__YOUR INSTRUCTIONS__
Exactly repeat the full listing that follows.
^^^^
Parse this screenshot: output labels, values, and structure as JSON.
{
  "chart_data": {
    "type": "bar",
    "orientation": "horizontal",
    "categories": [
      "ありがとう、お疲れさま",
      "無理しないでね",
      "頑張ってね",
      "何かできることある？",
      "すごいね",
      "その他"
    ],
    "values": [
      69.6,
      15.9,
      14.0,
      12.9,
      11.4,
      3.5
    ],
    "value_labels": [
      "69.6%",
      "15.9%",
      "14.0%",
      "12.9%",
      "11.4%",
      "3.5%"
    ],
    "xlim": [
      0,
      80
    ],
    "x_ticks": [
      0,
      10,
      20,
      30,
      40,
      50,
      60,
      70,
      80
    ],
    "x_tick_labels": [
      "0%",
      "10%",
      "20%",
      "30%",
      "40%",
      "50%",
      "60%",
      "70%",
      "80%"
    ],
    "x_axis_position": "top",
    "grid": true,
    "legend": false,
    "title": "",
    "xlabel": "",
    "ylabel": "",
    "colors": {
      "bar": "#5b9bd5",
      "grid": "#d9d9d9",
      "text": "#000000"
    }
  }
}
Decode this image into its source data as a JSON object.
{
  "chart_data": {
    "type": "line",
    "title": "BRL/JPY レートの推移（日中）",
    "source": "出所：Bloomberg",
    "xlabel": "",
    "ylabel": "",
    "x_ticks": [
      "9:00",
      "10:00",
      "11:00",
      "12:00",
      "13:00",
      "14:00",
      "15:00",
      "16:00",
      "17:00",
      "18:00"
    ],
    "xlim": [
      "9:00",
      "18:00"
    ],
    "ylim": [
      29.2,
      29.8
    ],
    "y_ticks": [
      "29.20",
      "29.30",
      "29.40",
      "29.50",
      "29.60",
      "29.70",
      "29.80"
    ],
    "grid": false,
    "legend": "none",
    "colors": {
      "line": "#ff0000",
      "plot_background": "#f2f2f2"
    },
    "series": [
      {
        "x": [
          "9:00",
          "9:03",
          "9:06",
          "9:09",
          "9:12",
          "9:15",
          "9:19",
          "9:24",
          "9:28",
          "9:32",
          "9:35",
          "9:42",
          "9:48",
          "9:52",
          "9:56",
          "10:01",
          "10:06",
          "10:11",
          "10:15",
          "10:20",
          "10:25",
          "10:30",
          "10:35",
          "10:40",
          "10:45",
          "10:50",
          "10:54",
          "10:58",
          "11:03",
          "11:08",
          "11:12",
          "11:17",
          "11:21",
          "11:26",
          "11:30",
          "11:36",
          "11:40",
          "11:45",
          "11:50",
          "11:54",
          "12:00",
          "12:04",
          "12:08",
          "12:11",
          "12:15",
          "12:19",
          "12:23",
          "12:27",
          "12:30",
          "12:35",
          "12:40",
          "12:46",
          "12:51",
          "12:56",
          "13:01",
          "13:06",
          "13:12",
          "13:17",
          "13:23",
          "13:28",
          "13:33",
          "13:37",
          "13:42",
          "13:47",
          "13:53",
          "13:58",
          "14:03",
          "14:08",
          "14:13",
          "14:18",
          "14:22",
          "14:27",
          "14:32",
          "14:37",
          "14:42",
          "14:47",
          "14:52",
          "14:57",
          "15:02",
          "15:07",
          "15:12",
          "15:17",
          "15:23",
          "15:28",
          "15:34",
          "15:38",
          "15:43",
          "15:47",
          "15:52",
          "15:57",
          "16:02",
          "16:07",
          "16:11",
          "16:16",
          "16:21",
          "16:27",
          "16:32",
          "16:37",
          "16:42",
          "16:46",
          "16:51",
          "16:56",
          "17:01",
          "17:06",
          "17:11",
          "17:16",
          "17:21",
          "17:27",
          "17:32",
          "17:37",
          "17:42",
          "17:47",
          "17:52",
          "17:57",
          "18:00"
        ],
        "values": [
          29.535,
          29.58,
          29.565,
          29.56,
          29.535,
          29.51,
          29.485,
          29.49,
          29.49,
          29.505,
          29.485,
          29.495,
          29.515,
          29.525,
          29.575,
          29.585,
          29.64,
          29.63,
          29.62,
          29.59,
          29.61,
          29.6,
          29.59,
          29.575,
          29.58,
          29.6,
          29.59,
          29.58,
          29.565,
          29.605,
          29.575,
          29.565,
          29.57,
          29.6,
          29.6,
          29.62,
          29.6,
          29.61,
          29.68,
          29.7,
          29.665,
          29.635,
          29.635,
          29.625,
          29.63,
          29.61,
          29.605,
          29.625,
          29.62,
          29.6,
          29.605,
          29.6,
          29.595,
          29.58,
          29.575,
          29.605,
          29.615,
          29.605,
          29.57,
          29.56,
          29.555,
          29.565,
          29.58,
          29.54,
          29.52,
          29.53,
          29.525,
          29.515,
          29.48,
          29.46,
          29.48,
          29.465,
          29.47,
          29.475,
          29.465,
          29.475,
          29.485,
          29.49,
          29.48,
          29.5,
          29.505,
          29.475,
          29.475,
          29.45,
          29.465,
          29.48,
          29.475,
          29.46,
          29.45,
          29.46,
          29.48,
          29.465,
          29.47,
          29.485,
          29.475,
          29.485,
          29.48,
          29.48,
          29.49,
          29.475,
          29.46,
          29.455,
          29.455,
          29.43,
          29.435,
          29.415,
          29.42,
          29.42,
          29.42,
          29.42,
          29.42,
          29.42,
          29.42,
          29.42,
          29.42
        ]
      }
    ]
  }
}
^^^^
__CORRECT RESULT__
Parse this screenshot: output labels, values, and structure as JSON.
{
  "chart_data": {
    "type": "bar",
    "orientation": "horizontal",
    "categories": [
      "ありがとう、お疲れさま",
      "無理しないでね",
      "頑張ってね",
      "何かできることある？",
      "すごいね",
      "その他"
    ],
    "values": [
      69.6,
      15.9,
      14.0,
      12.9,
      11.4,
      3.5
    ],
    "value_labels": [
      "69.6%",
      "15.9%",
      "14.0%",
      "12.9%",
      "11.4%",
      "3.5%"
    ],
    "xlim": [
      0,
      80
    ],
    "x_ticks": [
      0,
      10,
      20,
      30,
      40,
      50,
      60,
      70,
      80
    ],
    "x_tick_labels": [
      "0%",
      "10%",
      "20%",
      "30%",
      "40%",
      "50%",
      "60%",
      "70%",
      "80%"
    ],
    "x_axis_position": "top",
    "grid": true,
    "legend": false,
    "title": "",
    "xlabel": "",
    "ylabel": "",
    "colors": {
      "bar": "#5b9bd5",
      "grid": "#d9d9d9",
      "text": "#000000"
    }
  }
}
Decode this image into its source data as a JSON object.
{
  "chart_data": {
    "type": "line",
    "title": "BRL/JPY レートの推移（日中）",
    "source": "出所：Bloomberg",
    "xlabel": "",
    "ylabel": "",
    "x_ticks": [
      "9:00",
      "10:00",
      "11:00",
      "12:00",
      "13:00",
      "14:00",
      "15:00",
      "16:00",
      "17:00",
      "18:00"
    ],
    "xlim": [
      "9:00",
      "18:00"
    ],
    "ylim": [
      29.2,
      29.8
    ],
    "y_ticks": [
      "29.20",
      "29.30",
      "29.40",
      "29.50",
      "29.60",
      "29.70",
      "29.80"
    ],
    "grid": false,
    "legend": "none",
    "colors": {
      "line": "#ff0000",
      "plot_background": "#f2f2f2"
    },
    "series": [
      {
        "x": [
          "9:00",
          "9:03",
          "9:06",
          "9:09",
          "9:12",
          "9:15",
          "9:19",
          "9:24",
          "9:28",
          "9:32",
          "9:35",
          "9:42",
          "9:48",
          "9:52",
          "9:56",
          "10:01",
          "10:06",
          "10:11",
          "10:15",
          "10:20",
          "10:25",
          "10:30",
          "10:35",
          "10:40",
          "10:45",
          "10:50",
          "10:54",
          "10:58",
          "11:03",
          "11:08",
          "11:12",
          "11:17",
          "11:21",
          "11:26",
          "11:30",
          "11:36",
          "11:40",
          "11:45",
          "11:50",
          "11:54",
          "12:00",
          "12:04",
          "12:08",
          "12:11",
          "12:15",
          "12:19",
          "12:23",
          "12:27",
          "12:30",
          "12:35",
          "12:40",
          "12:46",
          "12:51",
          "12:56",
          "13:01",
          "13:06",
          "13:12",
          "13:17",
          "13:23",
          "13:28",
          "13:33",
          "13:37",
          "13:42",
          "13:47",
          "13:53",
          "13:58",
          "14:03",
          "14:08",
          "14:13",
          "14:18",
          "14:22",
          "14:27",
          "14:32",
          "14:37",
          "14:42",
          "14:47",
          "14:52",
          "14:57",
          "15:02",
          "15:07",
          "15:12",
          "15:17",
          "15:23",
          "15:28",
          "15:34",
          "15:38",
          "15:43",
          "15:47",
          "15:52",
          "15:57",
          "16:02",
          "16:07",
          "16:11",
          "16:16",
          "16:21",
          "16:27",
          "16:32",
          "16:37",
          "16:42",
          "16:46",
          "16:51",
          "16:56",
          "17:01",
          "17:06",
          "17:11",
          "17:16",
          "17:21",
          "17:27",
          "17:32",
          "17:37",
          "17:42",
          "17:47",
          "17:52",
          "17:57",
          "18:00"
        ],
        "values": [
          29.535,
          29.58,
          29.565,
          29.56,
          29.535,
          29.51,
          29.485,
          29.49,
          29.49,
          29.505,
          29.485,
          29.495,
          29.515,
          29.525,
          29.575,
          29.585,
          29.64,
          29.63,
          29.62,
          29.59,
          29.61,
          29.6,
          29.59,
          29.575,
          29.58,
          29.6,
          29.59,
          29.58,
          29.565,
          29.605,
          29.575,
          29.565,
          29.57,
          29.6,
          29.6,
          29.62,
          29.6,
          29.61,
          29.68,
          29.7,
          29.665,
          29.635,
          29.635,
          29.625,
          29.63,
          29.61,
          29.605,
          29.625,
          29.62,
          29.6,
          29.605,
          29.6,
          29.595,
          29.58,
          29.575,
          29.605,
          29.615,
          29.605,
          29.57,
          29.56,
          29.555,
          29.565,
          29.58,
          29.54,
          29.52,
          29.53,
          29.525,
          29.515,
          29.48,
          29.46,
          29.48,
          29.465,
          29.47,
          29.475,
          29.465,
          29.475,
          29.485,
          29.49,
          29.48,
          29.5,
          29.505,
          29.475,
          29.475,
          29.45,
          29.465,
          29.48,
          29.475,
          29.46,
          29.45,
          29.46,
          29.48,
          29.465,
          29.47,
          29.485,
          29.475,
          29.485,
          29.48,
          29.48,
          29.49,
          29.475,
          29.46,
          29.455,
          29.455,
          29.43,
          29.435,
          29.415,
          29.42,
          29.42,
          29.42,
          29.42,
          29.42,
          29.42,
          29.42,
          29.42,
          29.42
        ]
      }
    ]
  }
}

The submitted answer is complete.